■ Exercise brief:
Go through the entries below, tally each line with the string "procès", and give the final number by itself.

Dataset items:
※ ※ ※

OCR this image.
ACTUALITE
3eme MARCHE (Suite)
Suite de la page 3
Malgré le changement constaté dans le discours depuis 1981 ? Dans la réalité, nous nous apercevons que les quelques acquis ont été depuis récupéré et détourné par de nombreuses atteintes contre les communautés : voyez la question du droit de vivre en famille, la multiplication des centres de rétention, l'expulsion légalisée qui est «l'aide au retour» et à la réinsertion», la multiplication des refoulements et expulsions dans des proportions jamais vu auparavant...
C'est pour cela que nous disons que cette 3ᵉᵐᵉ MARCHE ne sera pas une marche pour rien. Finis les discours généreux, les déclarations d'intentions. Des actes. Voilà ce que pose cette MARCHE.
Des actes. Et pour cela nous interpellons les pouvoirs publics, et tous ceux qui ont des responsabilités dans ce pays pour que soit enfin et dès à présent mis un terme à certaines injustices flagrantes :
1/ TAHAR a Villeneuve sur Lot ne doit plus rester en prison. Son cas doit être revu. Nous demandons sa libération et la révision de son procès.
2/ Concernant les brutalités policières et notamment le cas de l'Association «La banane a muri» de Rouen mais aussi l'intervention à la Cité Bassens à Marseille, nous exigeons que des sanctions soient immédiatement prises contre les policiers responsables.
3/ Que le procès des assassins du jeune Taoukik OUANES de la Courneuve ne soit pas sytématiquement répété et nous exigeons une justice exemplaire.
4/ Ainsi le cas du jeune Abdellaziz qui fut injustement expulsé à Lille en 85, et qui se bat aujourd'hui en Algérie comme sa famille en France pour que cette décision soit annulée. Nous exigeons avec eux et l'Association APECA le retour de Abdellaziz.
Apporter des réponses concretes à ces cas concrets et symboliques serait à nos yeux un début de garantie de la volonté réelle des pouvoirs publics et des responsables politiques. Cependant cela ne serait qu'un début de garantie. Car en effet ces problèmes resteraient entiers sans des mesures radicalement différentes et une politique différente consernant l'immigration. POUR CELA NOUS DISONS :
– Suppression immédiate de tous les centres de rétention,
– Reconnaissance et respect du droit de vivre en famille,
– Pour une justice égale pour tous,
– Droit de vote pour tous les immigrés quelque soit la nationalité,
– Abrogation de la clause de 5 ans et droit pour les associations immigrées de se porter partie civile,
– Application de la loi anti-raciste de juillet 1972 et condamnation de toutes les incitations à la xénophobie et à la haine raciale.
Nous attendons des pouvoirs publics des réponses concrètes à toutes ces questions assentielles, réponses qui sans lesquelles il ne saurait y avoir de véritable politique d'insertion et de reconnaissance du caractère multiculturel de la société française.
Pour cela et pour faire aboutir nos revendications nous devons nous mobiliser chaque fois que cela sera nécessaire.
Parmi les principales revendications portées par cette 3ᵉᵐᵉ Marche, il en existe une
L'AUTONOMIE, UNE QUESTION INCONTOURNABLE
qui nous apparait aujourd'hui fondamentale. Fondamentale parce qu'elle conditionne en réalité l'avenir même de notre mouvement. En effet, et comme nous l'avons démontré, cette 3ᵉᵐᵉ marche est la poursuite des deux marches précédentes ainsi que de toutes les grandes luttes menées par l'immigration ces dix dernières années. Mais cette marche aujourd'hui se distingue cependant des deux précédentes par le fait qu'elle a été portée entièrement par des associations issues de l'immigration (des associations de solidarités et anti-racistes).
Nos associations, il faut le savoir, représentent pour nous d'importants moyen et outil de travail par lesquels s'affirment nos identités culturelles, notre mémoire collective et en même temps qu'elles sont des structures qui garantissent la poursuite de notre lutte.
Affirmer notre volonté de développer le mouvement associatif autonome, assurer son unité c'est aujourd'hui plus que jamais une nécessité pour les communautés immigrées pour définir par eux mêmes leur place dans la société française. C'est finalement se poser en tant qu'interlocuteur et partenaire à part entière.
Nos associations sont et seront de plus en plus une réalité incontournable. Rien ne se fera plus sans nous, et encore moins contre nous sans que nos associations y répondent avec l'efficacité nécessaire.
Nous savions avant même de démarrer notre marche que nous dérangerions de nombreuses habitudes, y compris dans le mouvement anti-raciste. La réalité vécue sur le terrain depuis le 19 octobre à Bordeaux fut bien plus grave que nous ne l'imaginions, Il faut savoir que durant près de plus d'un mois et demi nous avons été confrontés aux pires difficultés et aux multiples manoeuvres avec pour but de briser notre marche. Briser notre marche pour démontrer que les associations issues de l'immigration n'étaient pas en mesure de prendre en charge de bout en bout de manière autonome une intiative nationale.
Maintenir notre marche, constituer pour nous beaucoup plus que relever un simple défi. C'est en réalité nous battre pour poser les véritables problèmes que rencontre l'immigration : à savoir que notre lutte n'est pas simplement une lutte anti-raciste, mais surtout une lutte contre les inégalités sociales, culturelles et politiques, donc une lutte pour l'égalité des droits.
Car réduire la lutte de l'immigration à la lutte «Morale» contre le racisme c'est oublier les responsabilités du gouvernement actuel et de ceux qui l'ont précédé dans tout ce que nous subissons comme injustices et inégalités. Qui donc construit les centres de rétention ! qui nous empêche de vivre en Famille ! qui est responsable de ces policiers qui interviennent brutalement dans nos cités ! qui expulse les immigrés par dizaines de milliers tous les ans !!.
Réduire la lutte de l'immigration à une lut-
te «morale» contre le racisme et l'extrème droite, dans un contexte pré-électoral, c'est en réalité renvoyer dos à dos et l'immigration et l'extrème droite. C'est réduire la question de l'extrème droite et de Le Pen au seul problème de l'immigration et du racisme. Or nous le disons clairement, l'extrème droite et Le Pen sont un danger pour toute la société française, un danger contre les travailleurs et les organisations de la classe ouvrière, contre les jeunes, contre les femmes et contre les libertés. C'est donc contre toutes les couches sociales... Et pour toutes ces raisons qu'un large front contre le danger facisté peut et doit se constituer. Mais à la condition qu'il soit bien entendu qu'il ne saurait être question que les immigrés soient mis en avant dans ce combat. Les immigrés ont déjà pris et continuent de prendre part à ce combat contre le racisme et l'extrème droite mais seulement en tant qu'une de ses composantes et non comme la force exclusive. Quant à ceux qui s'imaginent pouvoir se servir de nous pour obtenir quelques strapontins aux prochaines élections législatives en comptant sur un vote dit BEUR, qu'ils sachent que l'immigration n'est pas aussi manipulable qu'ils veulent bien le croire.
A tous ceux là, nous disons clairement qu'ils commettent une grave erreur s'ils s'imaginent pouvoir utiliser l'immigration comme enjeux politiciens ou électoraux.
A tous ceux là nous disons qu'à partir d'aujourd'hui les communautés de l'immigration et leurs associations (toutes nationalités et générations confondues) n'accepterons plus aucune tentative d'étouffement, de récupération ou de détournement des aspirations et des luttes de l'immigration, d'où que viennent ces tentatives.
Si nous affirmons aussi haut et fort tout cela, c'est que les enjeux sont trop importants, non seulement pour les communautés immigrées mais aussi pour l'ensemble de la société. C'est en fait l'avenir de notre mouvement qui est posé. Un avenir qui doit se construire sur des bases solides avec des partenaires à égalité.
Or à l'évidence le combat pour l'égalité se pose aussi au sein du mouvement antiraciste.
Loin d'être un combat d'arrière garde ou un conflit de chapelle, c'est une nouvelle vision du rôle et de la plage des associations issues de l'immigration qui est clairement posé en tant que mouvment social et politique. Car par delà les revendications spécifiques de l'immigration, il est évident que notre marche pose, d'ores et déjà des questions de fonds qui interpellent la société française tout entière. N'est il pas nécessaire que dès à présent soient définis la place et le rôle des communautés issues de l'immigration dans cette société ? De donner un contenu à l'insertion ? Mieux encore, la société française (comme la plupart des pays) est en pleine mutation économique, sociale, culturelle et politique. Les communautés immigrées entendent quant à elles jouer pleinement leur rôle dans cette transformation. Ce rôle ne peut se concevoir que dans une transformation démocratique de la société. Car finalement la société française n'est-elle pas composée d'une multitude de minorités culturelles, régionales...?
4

※ ※ ※

■ Problem solution:
2